■ Фрагмент документа
++++++++++++++++++++
С другой стороны, в той мере, в какой мы верны румынской традиции, мы остаемся укорененными и в христианской традиции, то есть универсальны. Если мы знаем и уважаем румынские традиции, мы, парадоксальным образом, через дверь румынской традиции входим в универсальность. Разумеется, здесь существует риск преувеличения локального, национального.
– Может ли Церковь помочь нам сохранять равновесие между этими двумя традициями?
– Церковь тем и является – равновесием. В какой бы уголок мира ты ни заехал, но если ты участвуешь в православном богослужении, ты чувствуешь себя как дома, даже если не понимаешь языка, на котором служат. Это нечто твое, фундаментальное, несмотря на то, что оно в то же время и нечто местное, фундаментальным образом. Православная Церковь допустила, чтобы каждый народ имел свою идентичность, поэтому у нас имеются национальные Патриархии. Напротив, в тот момент, когда, например, в «Войске Божием»[4] было запрещено пить вино, проводить свадьбы с лэутарами[5], то тем самым был нанесен удар по традиции, по тому, что благословлено Церковью, и, оставшись без ориентиров традиции, многие из «воинов» перешли в протестантизм, являющийся экспрессией современности. Если ты уклоняешься от царского пути, ты попадаешь в дебри.
++++++++++++++++++++
■ Условие задачи
Перепечатайте из фрагмента о румынской традиции и Церкви текст между «С другой стороны, в» и «этими двумя традициями?», включая оба этих отрезка.
++++++++++++++++++++
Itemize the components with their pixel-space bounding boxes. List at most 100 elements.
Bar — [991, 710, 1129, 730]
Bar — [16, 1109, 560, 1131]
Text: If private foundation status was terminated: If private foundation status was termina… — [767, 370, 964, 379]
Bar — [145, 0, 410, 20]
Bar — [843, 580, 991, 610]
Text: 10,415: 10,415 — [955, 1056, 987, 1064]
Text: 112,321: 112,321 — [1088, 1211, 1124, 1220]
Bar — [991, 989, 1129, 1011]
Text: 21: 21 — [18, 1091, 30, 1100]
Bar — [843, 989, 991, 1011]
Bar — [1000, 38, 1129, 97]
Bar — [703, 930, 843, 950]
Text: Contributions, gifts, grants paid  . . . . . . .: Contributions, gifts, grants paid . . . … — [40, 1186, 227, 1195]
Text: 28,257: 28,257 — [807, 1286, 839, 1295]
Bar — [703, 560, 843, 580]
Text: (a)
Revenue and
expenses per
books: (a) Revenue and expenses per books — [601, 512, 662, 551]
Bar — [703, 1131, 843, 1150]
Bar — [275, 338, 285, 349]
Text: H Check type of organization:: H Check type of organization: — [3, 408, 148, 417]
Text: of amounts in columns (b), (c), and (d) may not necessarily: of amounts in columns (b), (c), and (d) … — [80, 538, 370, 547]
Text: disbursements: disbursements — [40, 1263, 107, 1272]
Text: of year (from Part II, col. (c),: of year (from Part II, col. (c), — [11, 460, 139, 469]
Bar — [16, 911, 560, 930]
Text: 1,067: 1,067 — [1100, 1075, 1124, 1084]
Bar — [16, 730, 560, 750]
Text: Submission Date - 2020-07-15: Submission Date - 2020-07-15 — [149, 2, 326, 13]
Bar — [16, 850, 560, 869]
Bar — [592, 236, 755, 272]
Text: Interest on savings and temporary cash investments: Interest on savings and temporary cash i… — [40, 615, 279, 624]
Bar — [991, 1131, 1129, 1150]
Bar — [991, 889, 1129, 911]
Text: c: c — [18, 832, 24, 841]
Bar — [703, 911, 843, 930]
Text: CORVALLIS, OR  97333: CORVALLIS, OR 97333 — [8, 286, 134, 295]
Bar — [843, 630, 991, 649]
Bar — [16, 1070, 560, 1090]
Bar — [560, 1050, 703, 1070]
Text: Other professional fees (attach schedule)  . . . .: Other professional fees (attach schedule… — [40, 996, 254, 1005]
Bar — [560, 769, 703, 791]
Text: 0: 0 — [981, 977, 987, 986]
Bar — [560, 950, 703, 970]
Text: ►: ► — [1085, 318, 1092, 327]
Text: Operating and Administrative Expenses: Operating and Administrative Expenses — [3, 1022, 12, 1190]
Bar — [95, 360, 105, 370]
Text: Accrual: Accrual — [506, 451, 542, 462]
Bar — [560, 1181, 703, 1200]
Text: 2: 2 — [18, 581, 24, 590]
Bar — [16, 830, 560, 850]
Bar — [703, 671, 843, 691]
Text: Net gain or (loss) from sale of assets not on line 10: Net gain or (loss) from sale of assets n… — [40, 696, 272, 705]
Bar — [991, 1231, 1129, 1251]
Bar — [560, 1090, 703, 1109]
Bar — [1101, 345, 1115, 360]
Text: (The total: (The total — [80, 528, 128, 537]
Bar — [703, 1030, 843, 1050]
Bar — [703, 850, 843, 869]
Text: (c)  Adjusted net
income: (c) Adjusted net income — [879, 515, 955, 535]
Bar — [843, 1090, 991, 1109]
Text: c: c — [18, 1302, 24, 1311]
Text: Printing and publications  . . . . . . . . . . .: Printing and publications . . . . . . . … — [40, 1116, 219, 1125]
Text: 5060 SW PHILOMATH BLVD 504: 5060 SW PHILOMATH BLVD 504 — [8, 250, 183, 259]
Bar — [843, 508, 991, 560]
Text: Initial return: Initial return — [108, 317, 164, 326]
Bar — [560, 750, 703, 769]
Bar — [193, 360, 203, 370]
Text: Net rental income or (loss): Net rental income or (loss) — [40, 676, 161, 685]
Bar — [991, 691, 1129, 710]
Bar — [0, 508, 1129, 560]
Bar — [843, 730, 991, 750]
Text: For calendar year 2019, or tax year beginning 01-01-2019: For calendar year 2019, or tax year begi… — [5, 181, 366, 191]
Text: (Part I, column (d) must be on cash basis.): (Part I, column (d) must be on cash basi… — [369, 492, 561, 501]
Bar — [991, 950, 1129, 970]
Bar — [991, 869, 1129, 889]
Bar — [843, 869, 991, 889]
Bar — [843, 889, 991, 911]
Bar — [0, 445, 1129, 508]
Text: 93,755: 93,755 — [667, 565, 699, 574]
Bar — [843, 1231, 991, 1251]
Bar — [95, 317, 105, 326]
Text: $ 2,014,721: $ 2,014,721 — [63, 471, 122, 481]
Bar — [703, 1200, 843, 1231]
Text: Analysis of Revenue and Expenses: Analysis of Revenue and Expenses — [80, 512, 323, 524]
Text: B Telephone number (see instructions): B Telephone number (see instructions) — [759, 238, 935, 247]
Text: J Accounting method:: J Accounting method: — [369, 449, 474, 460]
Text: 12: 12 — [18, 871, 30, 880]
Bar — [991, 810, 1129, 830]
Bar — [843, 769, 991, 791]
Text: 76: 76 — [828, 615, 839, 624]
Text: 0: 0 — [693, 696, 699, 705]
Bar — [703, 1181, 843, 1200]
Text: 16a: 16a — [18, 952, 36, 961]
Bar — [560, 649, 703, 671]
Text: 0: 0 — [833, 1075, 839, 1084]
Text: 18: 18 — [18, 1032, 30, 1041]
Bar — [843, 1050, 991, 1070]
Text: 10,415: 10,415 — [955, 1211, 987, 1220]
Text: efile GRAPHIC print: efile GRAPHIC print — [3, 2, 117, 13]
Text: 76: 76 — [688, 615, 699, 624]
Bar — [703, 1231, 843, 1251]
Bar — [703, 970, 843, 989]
++++++++++++++++++++
■ Решение задачи
С другой стороны, в той мере, в какой мы верны румынской традиции, мы остаемся укорененными и в христианской традиции, то есть универсальны. Если мы знаем и уважаем румынские традиции, мы, парадоксальным образом, через дверь румынской традиции входим в универсальность. Разумеется, здесь существует риск преувеличения локального, национального.
– Может ли Церковь помочь нам сохранять равновесие между этими двумя традициями?